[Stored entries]

<<<<

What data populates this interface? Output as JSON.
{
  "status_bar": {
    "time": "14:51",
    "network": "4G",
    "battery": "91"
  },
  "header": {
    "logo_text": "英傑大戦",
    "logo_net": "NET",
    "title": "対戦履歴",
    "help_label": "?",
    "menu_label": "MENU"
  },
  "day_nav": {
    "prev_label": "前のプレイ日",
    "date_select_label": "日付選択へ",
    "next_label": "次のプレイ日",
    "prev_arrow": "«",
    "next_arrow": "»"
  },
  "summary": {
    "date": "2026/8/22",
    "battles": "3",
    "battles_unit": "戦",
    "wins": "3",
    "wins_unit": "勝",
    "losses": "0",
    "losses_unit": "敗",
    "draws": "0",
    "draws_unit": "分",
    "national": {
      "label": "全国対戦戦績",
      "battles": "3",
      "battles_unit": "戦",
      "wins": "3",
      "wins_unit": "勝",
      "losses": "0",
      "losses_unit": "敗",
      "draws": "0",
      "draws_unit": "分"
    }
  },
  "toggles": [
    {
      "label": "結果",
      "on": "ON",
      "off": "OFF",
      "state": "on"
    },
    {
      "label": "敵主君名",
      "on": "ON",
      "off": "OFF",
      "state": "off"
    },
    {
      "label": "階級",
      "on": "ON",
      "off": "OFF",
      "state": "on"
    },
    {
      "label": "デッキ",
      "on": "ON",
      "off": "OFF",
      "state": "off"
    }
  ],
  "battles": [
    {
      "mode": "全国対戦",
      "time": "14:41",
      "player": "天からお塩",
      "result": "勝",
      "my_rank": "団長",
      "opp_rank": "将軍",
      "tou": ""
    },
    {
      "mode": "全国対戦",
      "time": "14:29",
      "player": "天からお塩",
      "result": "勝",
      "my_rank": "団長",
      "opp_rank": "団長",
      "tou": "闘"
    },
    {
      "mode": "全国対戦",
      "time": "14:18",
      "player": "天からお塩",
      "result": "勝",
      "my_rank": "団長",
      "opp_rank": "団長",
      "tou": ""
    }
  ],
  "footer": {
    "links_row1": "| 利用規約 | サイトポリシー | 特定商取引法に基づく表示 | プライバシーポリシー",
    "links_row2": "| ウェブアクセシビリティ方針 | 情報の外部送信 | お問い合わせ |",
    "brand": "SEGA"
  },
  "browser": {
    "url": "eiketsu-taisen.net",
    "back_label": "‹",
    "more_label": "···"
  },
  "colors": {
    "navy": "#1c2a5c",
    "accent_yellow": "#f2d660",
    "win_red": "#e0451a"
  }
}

>>>>

All of the data above should be transcribed exactly.

What data populates this interface? Output as JSON.
{
  "status_bar": {
    "time": "14:51",
    "network": "4G",
    "battery": "91"
  },
  "header": {
    "logo_text": "英傑大戦",
    "logo_net": "NET",
    "title": "対戦履歴",
    "help_label": "?",
    "menu_label": "MENU"
  },
  "day_nav": {
    "prev_label": "前のプレイ日",
    "date_select_label": "日付選択へ",
    "next_label": "次のプレイ日",
    "prev_arrow": "«",
    "next_arrow": "»"
  },
  "summary": {
    "date": "2026/8/22",
    "battles": "3",
    "battles_unit": "戦",
    "wins": "3",
    "wins_unit": "勝",
    "losses": "0",
    "losses_unit": "敗",
    "draws": "0",
    "draws_unit": "分",
    "national": {
      "label": "全国対戦戦績",
      "battles": "3",
      "battles_unit": "戦",
      "wins": "3",
      "wins_unit": "勝",
      "losses": "0",
      "losses_unit": "敗",
      "draws": "0",
      "draws_unit": "分"
    }
  },
  "toggles": [
    {
      "label": "結果",
      "on": "ON",
      "off": "OFF",
      "state": "on"
    },
    {
      "label": "敵主君名",
      "on": "ON",
      "off": "OFF",
      "state": "off"
    },
    {
      "label": "階級",
      "on": "ON",
      "off": "OFF",
      "state": "on"
    },
    {
      "label": "デッキ",
      "on": "ON",
      "off": "OFF",
      "state": "off"
    }
  ],
  "battles": [
    {
      "mode": "全国対戦",
      "time": "14:41",
      "player": "天からお塩",
      "result": "勝",
      "my_rank": "団長",
      "opp_rank": "将軍",
      "tou": ""
    },
    {
      "mode": "全国対戦",
      "time": "14:29",
      "player": "天からお塩",
      "result": "勝",
      "my_rank": "団長",
      "opp_rank": "団長",
      "tou": "闘"
    },
    {
      "mode": "全国対戦",
      "time": "14:18",
      "player": "天からお塩",
      "result": "勝",
      "my_rank": "団長",
      "opp_rank": "団長",
      "tou": ""
    }
  ],
  "footer": {
    "links_row1": "| 利用規約 | サイトポリシー | 特定商取引法に基づく表示 | プライバシーポリシー",
    "links_row2": "| ウェブアクセシビリティ方針 | 情報の外部送信 | お問い合わせ |",
    "brand": "SEGA"
  },
  "browser": {
    "url": "eiketsu-taisen.net",
    "back_label": "‹",
    "more_label": "···"
  },
  "colors": {
    "navy": "#1c2a5c",
    "accent_yellow": "#f2d660",
    "win_red": "#e0451a"
  }
}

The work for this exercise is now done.